REQUIREMENTS >>
Omit the pictures, please, and give each record below again exactly.

[Data items]
--- START ---
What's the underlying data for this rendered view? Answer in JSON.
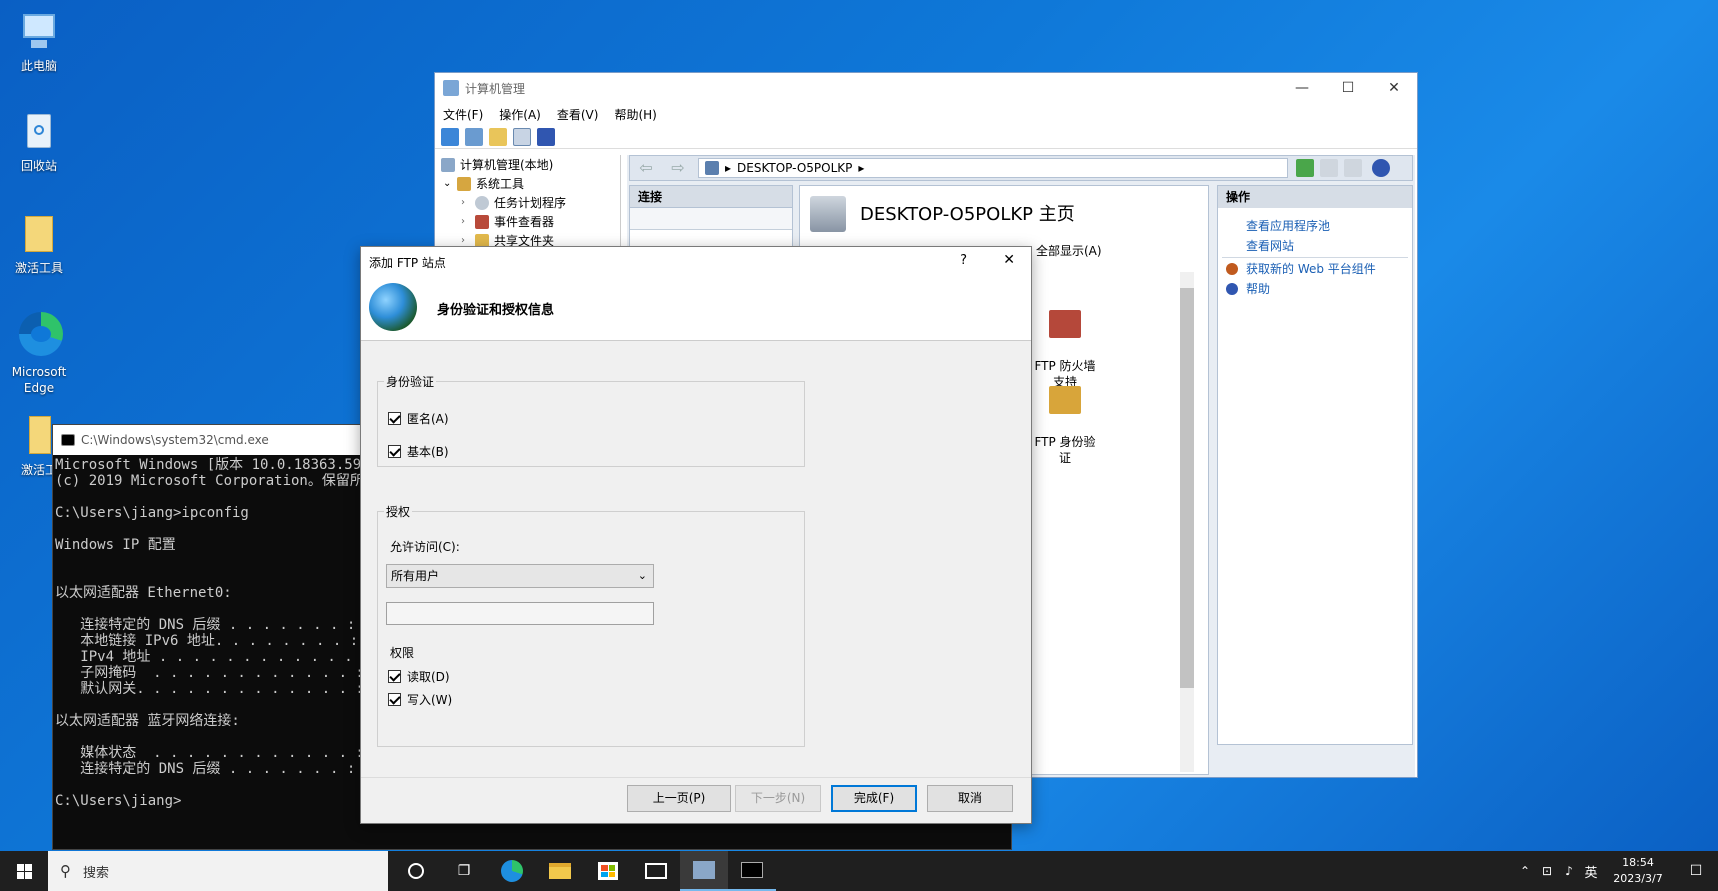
{
  "desktop": {
    "icons": [
      {
        "label": "此电脑"
      },
      {
        "label": "回收站"
      },
      {
        "label": "激活工具"
      },
      {
        "label": "Microsoft Edge"
      },
      {
        "label": "激活工"
      }
    ]
  },
  "computer_management": {
    "title": "计算机管理",
    "menu": [
      "文件(F)",
      "操作(A)",
      "查看(V)",
      "帮助(H)"
    ],
    "tree": [
      {
        "label": "计算机管理(本地)"
      },
      {
        "label": "系统工具"
      },
      {
        "label": "任务计划程序"
      },
      {
        "label": "事件查看器"
      },
      {
        "label": "共享文件夹"
      }
    ],
    "address": {
      "segment": "DESKTOP-O5POLKP"
    },
    "connections_header": "连接",
    "home_title": "DESKTOP-O5POLKP 主页",
    "show_all": "全部显示(A)",
    "features": [
      {
        "label": "FTP 防火墙\n支持"
      },
      {
        "label": "FTP 身份验\n证"
      }
    ],
    "actions_header": "操作",
    "actions": [
      "查看应用程序池",
      "查看网站",
      "获取新的 Web 平台组件",
      "帮助"
    ]
  },
  "cmd": {
    "title": "C:\\Windows\\system32\\cmd.exe",
    "lines": [
      "Microsoft Windows [版本 10.0.18363.592]",
      "(c) 2019 Microsoft Corporation。保留所有权利。",
      "",
      "C:\\Users\\jiang>ipconfig",
      "",
      "Windows IP 配置",
      "",
      "",
      "以太网适配器 Ethernet0:",
      "",
      "   连接特定的 DNS 后缀 . . . . . . . :",
      "   本地链接 IPv6 地址. . . . . . . . :",
      "   IPv4 地址 . . . . . . . . . . . . :",
      "   子网掩码  . . . . . . . . . . . . :",
      "   默认网关. . . . . . . . . . . . . :",
      "",
      "以太网适配器 蓝牙网络连接:",
      "",
      "   媒体状态  . . . . . . . . . . . . :",
      "   连接特定的 DNS 后缀 . . . . . . . :",
      "",
      "C:\\Users\\jiang>"
    ]
  },
  "dialog": {
    "title": "添加 FTP 站点",
    "help": "?",
    "close": "✕",
    "header": "身份验证和授权信息",
    "auth_group": "身份验证",
    "anonymous": "匿名(A)",
    "basic": "基本(B)",
    "authz_group": "授权",
    "allow_access_label": "允许访问(C):",
    "allow_access_value": "所有用户",
    "permissions_label": "权限",
    "read": "读取(D)",
    "write": "写入(W)",
    "buttons": {
      "prev": "上一页(P)",
      "next": "下一步(N)",
      "finish": "完成(F)",
      "cancel": "取消"
    }
  },
  "taskbar": {
    "search_placeholder": "搜索",
    "ime": "英",
    "time": "18:54",
    "date": "2023/3/7"
  }
}
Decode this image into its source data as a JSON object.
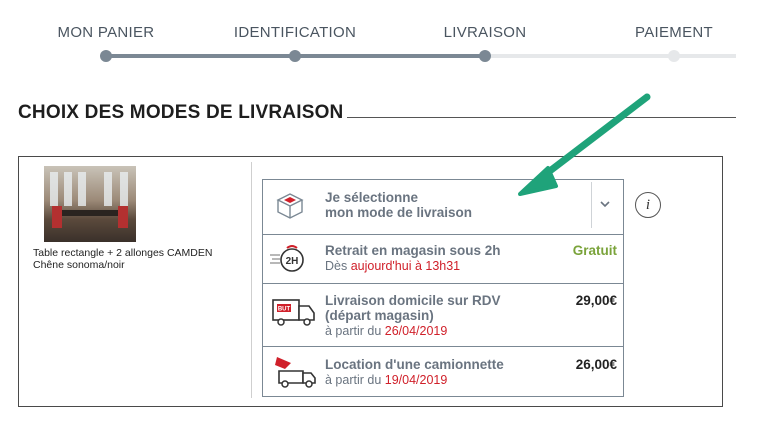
{
  "steps": [
    {
      "label": "MON PANIER",
      "state": "done"
    },
    {
      "label": "IDENTIFICATION",
      "state": "done"
    },
    {
      "label": "LIVRAISON",
      "state": "current"
    },
    {
      "label": "PAIEMENT",
      "state": "todo"
    }
  ],
  "section_title": "CHOIX DES MODES DE LIVRAISON",
  "product": {
    "name_line1": "Table rectangle + 2 allonges CAMDEN",
    "name_line2": "Chêne sonoma/noir",
    "image_icon": "product-photo"
  },
  "selector": {
    "line1": "Je sélectionne",
    "line2": "mon mode de livraison",
    "icon": "open-box-icon",
    "dropdown_icon": "chevron-down-icon"
  },
  "info_label": "i",
  "options": [
    {
      "title": "Retrait en magasin sous 2h",
      "sub_prefix": "Dès ",
      "sub_highlight": "aujourd'hui à 13h31",
      "price": "Gratuit",
      "icon": "2h-timer-icon"
    },
    {
      "title_line1": "Livraison domicile sur RDV",
      "title_line2": "(départ magasin)",
      "sub_prefix": "à partir du ",
      "sub_highlight": "26/04/2019",
      "price": "29,00€",
      "icon": "delivery-truck-icon",
      "truck_text": "BUT"
    },
    {
      "title": "Location d'une camionnette",
      "sub_prefix": "à partir du ",
      "sub_highlight": "19/04/2019",
      "price": "26,00€",
      "icon": "van-rental-icon"
    }
  ],
  "colors": {
    "accent": "#7b8894",
    "highlight": "#d0202a",
    "free": "#7aa33a",
    "arrow": "#1fa37a"
  }
}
--- END ---
FINAL RESULT >>
What's the underlying data for this rendered view? Answer in JSON.
{
  "desktop": {
    "icons": [
      {
        "label": "此电脑"
      },
      {
        "label": "回收站"
      },
      {
        "label": "激活工具"
      },
      {
        "label": "Microsoft Edge"
      },
      {
        "label": "激活工"
      }
    ]
  },
  "computer_management": {
    "title": "计算机管理",
    "menu": [
      "文件(F)",
      "操作(A)",
      "查看(V)",
      "帮助(H)"
    ],
    "tree": [
      {
        "label": "计算机管理(本地)"
      },
      {
        "label": "系统工具"
      },
      {
        "label": "任务计划程序"
      },
      {
        "label": "事件查看器"
      },
      {
        "label": "共享文件夹"
      }
    ],
    "address": {
      "segment": "DESKTOP-O5POLKP"
    },
    "connections_header": "连接",
    "home_title": "DESKTOP-O5POLKP 主页",
    "show_all": "全部显示(A)",
    "features": [
      {
        "label": "FTP 防火墙\n支持"
      },
      {
        "label": "FTP 身份验\n证"
      }
    ],
    "actions_header": "操作",
    "actions": [
      "查看应用程序池",
      "查看网站",
      "获取新的 Web 平台组件",
      "帮助"
    ]
  },
  "cmd": {
    "title": "C:\\Windows\\system32\\cmd.exe",
    "lines": [
      "Microsoft Windows [版本 10.0.18363.592]",
      "(c) 2019 Microsoft Corporation。保留所有权利。",
      "",
      "C:\\Users\\jiang>ipconfig",
      "",
      "Windows IP 配置",
      "",
      "",
      "以太网适配器 Ethernet0:",
      "",
      "   连接特定的 DNS 后缀 . . . . . . . :",
      "   本地链接 IPv6 地址. . . . . . . . :",
      "   IPv4 地址 . . . . . . . . . . . . :",
      "   子网掩码  . . . . . . . . . . . . :",
      "   默认网关. . . . . . . . . . . . . :",
      "",
      "以太网适配器 蓝牙网络连接:",
      "",
      "   媒体状态  . . . . . . . . . . . . :",
      "   连接特定的 DNS 后缀 . . . . . . . :",
      "",
      "C:\\Users\\jiang>"
    ]
  },
  "dialog": {
    "title": "添加 FTP 站点",
    "help": "?",
    "close": "✕",
    "header": "身份验证和授权信息",
    "auth_group": "身份验证",
    "anonymous": "匿名(A)",
    "basic": "基本(B)",
    "authz_group": "授权",
    "allow_access_label": "允许访问(C):",
    "allow_access_value": "所有用户",
    "permissions_label": "权限",
    "read": "读取(D)",
    "write": "写入(W)",
    "buttons": {
      "prev": "上一页(P)",
      "next": "下一步(N)",
      "finish": "完成(F)",
      "cancel": "取消"
    }
  },
  "taskbar": {
    "search_placeholder": "搜索",
    "ime": "英",
    "time": "18:54",
    "date": "2023/3/7"
  }
}
Decode this image into its source data as a JSON object.
{
  "steps": [
    {
      "label": "MON PANIER",
      "state": "done"
    },
    {
      "label": "IDENTIFICATION",
      "state": "done"
    },
    {
      "label": "LIVRAISON",
      "state": "current"
    },
    {
      "label": "PAIEMENT",
      "state": "todo"
    }
  ],
  "section_title": "CHOIX DES MODES DE LIVRAISON",
  "product": {
    "name_line1": "Table rectangle + 2 allonges CAMDEN",
    "name_line2": "Chêne sonoma/noir",
    "image_icon": "product-photo"
  },
  "selector": {
    "line1": "Je sélectionne",
    "line2": "mon mode de livraison",
    "icon": "open-box-icon",
    "dropdown_icon": "chevron-down-icon"
  },
  "info_label": "i",
  "options": [
    {
      "title": "Retrait en magasin sous 2h",
      "sub_prefix": "Dès ",
      "sub_highlight": "aujourd'hui à 13h31",
      "price": "Gratuit",
      "icon": "2h-timer-icon"
    },
    {
      "title_line1": "Livraison domicile sur RDV",
      "title_line2": "(départ magasin)",
      "sub_prefix": "à partir du ",
      "sub_highlight": "26/04/2019",
      "price": "29,00€",
      "icon": "delivery-truck-icon",
      "truck_text": "BUT"
    },
    {
      "title": "Location d'une camionnette",
      "sub_prefix": "à partir du ",
      "sub_highlight": "19/04/2019",
      "price": "26,00€",
      "icon": "van-rental-icon"
    }
  ],
  "colors": {
    "accent": "#7b8894",
    "highlight": "#d0202a",
    "free": "#7aa33a",
    "arrow": "#1fa37a"
  }
}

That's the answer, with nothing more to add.